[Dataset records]

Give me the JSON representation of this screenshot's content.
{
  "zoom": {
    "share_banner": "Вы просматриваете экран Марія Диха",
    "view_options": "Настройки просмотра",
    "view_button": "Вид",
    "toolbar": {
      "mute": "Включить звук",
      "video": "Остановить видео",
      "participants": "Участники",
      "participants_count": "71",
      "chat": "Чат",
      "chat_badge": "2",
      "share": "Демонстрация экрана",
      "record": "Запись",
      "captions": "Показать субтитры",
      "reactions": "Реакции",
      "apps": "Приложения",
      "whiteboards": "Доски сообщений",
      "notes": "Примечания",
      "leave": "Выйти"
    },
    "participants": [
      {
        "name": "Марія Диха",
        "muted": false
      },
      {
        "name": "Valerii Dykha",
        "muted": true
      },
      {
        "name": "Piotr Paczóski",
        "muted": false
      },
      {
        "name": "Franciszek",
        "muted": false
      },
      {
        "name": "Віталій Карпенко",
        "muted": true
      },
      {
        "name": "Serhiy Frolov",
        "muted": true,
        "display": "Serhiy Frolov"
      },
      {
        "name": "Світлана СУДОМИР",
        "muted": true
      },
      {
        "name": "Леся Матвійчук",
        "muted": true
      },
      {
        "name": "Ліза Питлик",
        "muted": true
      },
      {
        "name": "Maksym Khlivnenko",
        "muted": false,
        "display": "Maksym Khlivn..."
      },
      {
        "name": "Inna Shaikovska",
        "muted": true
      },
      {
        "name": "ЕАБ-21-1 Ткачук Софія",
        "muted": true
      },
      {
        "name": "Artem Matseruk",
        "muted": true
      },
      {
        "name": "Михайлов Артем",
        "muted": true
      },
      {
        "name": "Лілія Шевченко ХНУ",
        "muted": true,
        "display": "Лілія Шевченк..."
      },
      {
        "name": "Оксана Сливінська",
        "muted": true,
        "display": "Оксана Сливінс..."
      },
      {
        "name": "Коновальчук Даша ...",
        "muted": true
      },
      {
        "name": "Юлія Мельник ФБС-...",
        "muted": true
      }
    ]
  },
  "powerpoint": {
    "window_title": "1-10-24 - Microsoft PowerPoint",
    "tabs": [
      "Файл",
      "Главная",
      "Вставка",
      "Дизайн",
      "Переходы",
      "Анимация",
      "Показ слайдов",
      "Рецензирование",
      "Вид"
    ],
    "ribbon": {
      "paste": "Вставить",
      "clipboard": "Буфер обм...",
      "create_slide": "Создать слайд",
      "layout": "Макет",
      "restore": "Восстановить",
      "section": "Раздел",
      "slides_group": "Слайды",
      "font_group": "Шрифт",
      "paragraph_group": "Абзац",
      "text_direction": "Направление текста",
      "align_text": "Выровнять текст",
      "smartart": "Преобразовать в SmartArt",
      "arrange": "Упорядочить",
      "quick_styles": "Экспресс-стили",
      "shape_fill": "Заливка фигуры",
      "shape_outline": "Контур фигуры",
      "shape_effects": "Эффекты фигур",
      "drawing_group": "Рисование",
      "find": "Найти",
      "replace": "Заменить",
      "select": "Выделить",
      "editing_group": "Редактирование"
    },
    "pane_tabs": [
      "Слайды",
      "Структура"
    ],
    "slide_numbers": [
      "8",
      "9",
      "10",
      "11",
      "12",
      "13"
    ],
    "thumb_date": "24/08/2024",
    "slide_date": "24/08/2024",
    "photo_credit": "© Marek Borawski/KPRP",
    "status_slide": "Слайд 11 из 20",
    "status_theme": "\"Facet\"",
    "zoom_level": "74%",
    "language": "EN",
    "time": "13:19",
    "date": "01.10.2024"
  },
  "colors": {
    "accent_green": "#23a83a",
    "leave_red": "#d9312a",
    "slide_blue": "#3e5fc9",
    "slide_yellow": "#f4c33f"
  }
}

- Written problem:
Look for the word "Serhiy" and return every line where it occurs.

- Task answer:
        "name": "Serhiy Frolov",
        "display": "Serhiy Frolov"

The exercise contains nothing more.